▶ [Task details]
Copy every entry word for word. Skip the pictures.

-.-.-

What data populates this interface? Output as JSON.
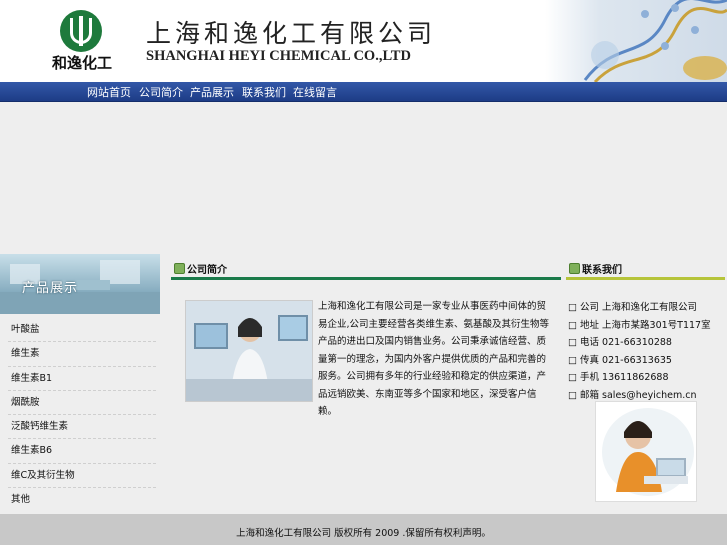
{
  "header": {
    "logo_text": "和逸化工",
    "company_cn": "上海和逸化工有限公司",
    "company_en": "SHANGHAI HEYI CHEMICAL CO.,LTD"
  },
  "nav": {
    "items": [
      {
        "label": "网站首页"
      },
      {
        "label": "公司简介"
      },
      {
        "label": "产品展示"
      },
      {
        "label": "联系我们"
      },
      {
        "label": "在线留言"
      }
    ]
  },
  "sidebar": {
    "image_label": "产品展示",
    "items": [
      {
        "label": "叶酸盐"
      },
      {
        "label": "维生素"
      },
      {
        "label": "维生素B1"
      },
      {
        "label": "烟酰胺"
      },
      {
        "label": "泛酸钙维生素"
      },
      {
        "label": "维生素B6"
      },
      {
        "label": "维C及其衍生物"
      },
      {
        "label": "其他"
      }
    ]
  },
  "about": {
    "title": "公司简介",
    "text": "上海和逸化工有限公司是一家专业从事医药中间体的贸易企业,公司主要经营各类维生素、氨基酸及其衍生物等产品的进出口及国内销售业务。公司秉承诚信经营、质量第一的理念，为国内外客户提供优质的产品和完善的服务。公司拥有多年的行业经验和稳定的供应渠道，产品远销欧美、东南亚等多个国家和地区，深受客户信赖。"
  },
  "contact": {
    "title": "联系我们",
    "rows": [
      {
        "label": "□ 公司",
        "value": "上海和逸化工有限公司"
      },
      {
        "label": "□ 地址",
        "value": "上海市某路301号T117室"
      },
      {
        "label": "□ 电话",
        "value": "021-66310288"
      },
      {
        "label": "□ 传真",
        "value": "021-66313635"
      },
      {
        "label": "□ 手机",
        "value": "13611862688"
      },
      {
        "label": "□ 邮箱",
        "value": "sales@heyichem.cn"
      }
    ]
  },
  "footer": {
    "text": "上海和逸化工有限公司 版权所有 2009 .保留所有权利声明。"
  },
  "colors": {
    "nav_bg": "#2a4b9a",
    "section_line": "#1a7a4a",
    "contact_line": "#b6c43a",
    "footer_bg": "#c8c8c8"
  }
}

-.-.-

▶ [Written response]
What data populates this interface? Output as JSON.
{
  "header": {
    "logo_text": "和逸化工",
    "company_cn": "上海和逸化工有限公司",
    "company_en": "SHANGHAI HEYI CHEMICAL CO.,LTD"
  },
  "nav": {
    "items": [
      {
        "label": "网站首页"
      },
      {
        "label": "公司简介"
      },
      {
        "label": "产品展示"
      },
      {
        "label": "联系我们"
      },
      {
        "label": "在线留言"
      }
    ]
  },
  "sidebar": {
    "image_label": "产品展示",
    "items": [
      {
        "label": "叶酸盐"
      },
      {
        "label": "维生素"
      },
      {
        "label": "维生素B1"
      },
      {
        "label": "烟酰胺"
      },
      {
        "label": "泛酸钙维生素"
      },
      {
        "label": "维生素B6"
      },
      {
        "label": "维C及其衍生物"
      },
      {
        "label": "其他"
      }
    ]
  },
  "about": {
    "title": "公司简介",
    "text": "上海和逸化工有限公司是一家专业从事医药中间体的贸易企业,公司主要经营各类维生素、氨基酸及其衍生物等产品的进出口及国内销售业务。公司秉承诚信经营、质量第一的理念，为国内外客户提供优质的产品和完善的服务。公司拥有多年的行业经验和稳定的供应渠道，产品远销欧美、东南亚等多个国家和地区，深受客户信赖。"
  },
  "contact": {
    "title": "联系我们",
    "rows": [
      {
        "label": "□ 公司",
        "value": "上海和逸化工有限公司"
      },
      {
        "label": "□ 地址",
        "value": "上海市某路301号T117室"
      },
      {
        "label": "□ 电话",
        "value": "021-66310288"
      },
      {
        "label": "□ 传真",
        "value": "021-66313635"
      },
      {
        "label": "□ 手机",
        "value": "13611862688"
      },
      {
        "label": "□ 邮箱",
        "value": "sales@heyichem.cn"
      }
    ]
  },
  "footer": {
    "text": "上海和逸化工有限公司 版权所有 2009 .保留所有权利声明。"
  },
  "colors": {
    "nav_bg": "#2a4b9a",
    "section_line": "#1a7a4a",
    "contact_line": "#b6c43a",
    "footer_bg": "#c8c8c8"
  }
}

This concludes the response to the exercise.